Your task:
Filter the lines below, copying only those with the string "page".
• • • •
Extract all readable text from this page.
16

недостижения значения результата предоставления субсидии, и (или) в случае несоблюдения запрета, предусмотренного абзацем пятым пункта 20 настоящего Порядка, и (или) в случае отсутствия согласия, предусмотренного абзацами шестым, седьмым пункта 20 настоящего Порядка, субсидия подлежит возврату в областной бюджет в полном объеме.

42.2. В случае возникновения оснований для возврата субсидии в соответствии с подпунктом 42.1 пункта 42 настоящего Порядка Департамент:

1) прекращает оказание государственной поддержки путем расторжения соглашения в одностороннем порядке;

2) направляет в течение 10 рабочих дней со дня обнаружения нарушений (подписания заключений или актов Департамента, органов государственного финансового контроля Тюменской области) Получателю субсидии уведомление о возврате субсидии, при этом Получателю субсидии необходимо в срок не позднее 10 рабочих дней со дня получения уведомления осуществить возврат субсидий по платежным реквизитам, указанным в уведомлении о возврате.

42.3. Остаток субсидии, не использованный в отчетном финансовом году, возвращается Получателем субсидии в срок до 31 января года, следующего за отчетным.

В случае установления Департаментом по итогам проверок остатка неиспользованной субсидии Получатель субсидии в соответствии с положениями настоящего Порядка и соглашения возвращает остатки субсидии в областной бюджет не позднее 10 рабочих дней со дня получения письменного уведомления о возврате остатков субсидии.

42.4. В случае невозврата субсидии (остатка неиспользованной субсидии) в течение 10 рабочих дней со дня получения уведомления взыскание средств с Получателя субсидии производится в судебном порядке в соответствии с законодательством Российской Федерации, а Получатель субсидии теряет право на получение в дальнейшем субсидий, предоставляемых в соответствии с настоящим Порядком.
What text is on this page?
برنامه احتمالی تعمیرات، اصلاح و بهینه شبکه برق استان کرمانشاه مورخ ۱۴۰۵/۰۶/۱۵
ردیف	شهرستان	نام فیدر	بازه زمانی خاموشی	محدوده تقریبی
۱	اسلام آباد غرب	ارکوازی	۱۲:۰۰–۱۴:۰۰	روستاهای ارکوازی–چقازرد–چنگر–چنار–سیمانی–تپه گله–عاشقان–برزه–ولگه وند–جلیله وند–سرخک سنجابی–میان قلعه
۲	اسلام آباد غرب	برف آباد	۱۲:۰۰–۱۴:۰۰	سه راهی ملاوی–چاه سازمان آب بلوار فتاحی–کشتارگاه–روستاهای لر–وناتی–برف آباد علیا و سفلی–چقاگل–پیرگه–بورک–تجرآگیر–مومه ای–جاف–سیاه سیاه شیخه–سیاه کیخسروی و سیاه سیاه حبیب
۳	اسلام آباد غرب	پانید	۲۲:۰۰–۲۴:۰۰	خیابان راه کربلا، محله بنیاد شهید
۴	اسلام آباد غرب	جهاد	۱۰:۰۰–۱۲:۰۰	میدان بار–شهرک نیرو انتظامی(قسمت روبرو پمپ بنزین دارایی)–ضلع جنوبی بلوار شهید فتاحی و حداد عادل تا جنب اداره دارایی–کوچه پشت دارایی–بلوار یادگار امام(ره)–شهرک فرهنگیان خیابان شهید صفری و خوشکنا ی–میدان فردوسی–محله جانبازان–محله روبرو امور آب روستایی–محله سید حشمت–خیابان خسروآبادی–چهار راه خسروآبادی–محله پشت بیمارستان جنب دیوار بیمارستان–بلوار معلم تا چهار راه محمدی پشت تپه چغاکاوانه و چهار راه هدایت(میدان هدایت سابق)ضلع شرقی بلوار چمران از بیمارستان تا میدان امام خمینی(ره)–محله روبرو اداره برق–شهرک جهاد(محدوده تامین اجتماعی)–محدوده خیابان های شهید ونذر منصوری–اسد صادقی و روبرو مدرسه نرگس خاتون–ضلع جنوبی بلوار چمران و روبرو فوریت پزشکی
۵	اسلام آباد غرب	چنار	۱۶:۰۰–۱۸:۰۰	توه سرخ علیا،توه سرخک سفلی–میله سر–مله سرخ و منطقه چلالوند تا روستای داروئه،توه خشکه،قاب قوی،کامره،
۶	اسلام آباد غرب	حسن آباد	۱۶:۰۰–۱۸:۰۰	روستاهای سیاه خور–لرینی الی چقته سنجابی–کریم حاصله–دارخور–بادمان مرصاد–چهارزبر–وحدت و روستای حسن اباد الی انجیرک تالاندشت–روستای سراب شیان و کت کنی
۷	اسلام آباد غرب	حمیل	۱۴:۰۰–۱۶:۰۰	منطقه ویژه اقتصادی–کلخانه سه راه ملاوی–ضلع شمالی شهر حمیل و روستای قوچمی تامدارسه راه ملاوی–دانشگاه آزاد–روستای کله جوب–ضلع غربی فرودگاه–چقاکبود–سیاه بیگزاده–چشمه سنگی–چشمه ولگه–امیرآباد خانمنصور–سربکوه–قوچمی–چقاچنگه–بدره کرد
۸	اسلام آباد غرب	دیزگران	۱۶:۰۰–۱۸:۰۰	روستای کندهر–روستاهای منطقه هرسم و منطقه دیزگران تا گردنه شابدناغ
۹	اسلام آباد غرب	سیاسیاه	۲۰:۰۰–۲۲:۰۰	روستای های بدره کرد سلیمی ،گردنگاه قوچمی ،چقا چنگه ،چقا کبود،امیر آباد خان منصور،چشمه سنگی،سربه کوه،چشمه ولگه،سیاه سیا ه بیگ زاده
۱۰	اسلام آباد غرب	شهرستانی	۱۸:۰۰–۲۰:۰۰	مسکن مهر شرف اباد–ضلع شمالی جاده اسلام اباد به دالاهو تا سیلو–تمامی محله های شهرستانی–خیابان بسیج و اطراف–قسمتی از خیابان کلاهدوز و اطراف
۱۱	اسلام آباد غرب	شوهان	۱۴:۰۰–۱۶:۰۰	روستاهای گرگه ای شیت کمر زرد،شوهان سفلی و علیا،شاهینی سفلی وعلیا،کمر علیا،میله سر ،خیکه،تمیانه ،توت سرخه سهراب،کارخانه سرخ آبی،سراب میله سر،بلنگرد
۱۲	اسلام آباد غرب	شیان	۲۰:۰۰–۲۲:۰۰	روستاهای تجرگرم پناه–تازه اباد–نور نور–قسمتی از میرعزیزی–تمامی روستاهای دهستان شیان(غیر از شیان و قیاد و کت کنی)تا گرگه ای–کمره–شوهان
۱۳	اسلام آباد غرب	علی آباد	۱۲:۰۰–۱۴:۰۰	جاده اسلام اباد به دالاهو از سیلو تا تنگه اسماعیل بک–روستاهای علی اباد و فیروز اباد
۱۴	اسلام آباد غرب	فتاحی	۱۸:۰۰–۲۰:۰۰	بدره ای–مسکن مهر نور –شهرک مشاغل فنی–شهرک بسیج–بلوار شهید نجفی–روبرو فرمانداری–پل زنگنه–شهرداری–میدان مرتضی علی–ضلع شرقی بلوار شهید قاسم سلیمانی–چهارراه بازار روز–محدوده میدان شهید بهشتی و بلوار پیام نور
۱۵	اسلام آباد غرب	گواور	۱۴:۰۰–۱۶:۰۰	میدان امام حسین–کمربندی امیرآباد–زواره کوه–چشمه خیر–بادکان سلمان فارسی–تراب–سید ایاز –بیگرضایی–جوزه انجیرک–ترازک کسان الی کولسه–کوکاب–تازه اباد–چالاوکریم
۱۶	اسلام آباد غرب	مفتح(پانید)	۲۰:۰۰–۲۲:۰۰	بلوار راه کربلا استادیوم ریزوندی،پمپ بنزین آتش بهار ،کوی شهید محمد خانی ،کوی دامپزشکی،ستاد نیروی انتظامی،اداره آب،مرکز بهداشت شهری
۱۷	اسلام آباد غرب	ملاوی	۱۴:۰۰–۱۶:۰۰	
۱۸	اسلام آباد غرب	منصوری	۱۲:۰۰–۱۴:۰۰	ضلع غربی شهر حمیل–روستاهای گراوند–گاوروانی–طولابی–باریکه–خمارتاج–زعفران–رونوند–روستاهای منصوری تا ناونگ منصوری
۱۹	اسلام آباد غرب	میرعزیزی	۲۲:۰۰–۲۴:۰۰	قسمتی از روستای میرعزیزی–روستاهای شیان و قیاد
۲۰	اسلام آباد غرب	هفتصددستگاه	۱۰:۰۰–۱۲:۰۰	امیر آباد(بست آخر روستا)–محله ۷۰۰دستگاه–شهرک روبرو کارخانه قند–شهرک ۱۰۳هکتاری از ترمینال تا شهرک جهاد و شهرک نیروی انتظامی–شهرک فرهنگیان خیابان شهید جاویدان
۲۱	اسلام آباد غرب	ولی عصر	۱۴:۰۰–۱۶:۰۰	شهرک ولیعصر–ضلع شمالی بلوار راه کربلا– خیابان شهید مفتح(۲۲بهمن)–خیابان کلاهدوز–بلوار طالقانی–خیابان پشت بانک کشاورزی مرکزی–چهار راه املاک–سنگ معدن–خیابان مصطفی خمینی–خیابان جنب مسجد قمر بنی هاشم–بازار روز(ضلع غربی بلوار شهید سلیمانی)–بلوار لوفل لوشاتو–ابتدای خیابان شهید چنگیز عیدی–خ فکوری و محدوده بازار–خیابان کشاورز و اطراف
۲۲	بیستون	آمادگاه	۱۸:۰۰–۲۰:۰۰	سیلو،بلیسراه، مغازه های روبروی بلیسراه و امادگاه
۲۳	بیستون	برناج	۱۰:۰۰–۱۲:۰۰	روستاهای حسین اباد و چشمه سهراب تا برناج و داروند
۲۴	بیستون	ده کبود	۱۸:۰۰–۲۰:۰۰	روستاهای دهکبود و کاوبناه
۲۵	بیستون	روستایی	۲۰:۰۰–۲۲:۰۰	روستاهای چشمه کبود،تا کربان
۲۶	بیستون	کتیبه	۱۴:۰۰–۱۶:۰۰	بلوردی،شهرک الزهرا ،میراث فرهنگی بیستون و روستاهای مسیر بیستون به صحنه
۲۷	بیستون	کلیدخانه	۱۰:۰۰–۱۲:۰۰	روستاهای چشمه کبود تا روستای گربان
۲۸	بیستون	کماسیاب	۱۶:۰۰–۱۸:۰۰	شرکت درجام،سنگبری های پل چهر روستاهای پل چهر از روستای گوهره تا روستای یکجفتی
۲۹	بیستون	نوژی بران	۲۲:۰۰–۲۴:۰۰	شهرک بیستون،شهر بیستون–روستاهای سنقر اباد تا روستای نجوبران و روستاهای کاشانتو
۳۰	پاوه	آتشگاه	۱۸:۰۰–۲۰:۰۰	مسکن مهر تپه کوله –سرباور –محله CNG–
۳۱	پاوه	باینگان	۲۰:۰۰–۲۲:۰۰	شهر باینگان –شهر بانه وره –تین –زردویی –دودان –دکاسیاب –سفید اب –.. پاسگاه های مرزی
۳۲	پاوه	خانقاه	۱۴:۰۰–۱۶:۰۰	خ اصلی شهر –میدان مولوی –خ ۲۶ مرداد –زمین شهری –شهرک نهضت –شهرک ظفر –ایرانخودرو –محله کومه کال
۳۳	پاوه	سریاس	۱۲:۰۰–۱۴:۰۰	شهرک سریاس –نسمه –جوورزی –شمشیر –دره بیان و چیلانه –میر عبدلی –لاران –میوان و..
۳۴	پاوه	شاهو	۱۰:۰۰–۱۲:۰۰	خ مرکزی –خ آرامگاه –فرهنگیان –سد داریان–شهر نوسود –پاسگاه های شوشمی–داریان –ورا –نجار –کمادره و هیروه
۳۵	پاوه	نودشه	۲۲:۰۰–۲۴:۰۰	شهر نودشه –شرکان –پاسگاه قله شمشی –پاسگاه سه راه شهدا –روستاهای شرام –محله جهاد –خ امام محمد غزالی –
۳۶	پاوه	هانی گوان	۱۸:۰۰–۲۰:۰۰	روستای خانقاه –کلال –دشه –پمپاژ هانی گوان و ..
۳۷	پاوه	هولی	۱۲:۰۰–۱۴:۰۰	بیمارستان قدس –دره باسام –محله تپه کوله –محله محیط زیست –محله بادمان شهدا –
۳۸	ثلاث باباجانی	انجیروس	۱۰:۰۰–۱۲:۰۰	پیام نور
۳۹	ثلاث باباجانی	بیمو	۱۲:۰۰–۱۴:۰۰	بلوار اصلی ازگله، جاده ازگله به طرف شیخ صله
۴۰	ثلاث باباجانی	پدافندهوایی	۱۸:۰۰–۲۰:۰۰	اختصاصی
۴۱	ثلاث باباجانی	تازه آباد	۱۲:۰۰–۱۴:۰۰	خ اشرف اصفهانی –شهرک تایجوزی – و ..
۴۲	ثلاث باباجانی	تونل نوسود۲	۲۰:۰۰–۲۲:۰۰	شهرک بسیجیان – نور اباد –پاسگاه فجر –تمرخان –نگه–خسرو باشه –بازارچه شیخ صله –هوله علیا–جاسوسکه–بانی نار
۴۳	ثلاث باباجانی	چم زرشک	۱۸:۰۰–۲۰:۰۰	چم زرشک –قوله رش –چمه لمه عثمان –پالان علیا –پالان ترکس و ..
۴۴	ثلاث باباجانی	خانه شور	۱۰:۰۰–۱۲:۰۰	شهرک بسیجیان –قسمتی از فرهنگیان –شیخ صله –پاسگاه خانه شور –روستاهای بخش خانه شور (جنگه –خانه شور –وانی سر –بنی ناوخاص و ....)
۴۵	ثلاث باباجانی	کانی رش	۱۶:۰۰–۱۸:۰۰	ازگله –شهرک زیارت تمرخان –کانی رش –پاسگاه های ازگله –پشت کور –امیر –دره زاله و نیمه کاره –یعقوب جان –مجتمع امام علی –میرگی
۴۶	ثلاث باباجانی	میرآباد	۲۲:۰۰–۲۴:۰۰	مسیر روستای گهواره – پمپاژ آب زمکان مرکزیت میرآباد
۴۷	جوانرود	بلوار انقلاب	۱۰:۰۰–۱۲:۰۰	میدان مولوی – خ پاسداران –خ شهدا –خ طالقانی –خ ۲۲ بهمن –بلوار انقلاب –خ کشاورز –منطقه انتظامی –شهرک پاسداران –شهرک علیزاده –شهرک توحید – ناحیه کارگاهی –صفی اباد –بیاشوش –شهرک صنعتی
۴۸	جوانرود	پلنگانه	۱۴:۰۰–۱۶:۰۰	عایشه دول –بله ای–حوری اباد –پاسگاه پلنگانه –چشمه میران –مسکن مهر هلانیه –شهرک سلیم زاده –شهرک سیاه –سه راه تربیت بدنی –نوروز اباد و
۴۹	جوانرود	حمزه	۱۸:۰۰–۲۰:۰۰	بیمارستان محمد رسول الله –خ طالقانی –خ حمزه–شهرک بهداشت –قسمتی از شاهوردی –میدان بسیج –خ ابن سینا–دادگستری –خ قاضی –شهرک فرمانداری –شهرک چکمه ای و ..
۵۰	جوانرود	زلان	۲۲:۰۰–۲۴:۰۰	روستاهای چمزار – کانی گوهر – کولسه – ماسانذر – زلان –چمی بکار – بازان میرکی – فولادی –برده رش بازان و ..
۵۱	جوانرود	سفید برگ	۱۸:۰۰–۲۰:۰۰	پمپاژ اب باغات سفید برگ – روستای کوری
• • • •
The response:
Extract all readable text from this page.
What text is on this page?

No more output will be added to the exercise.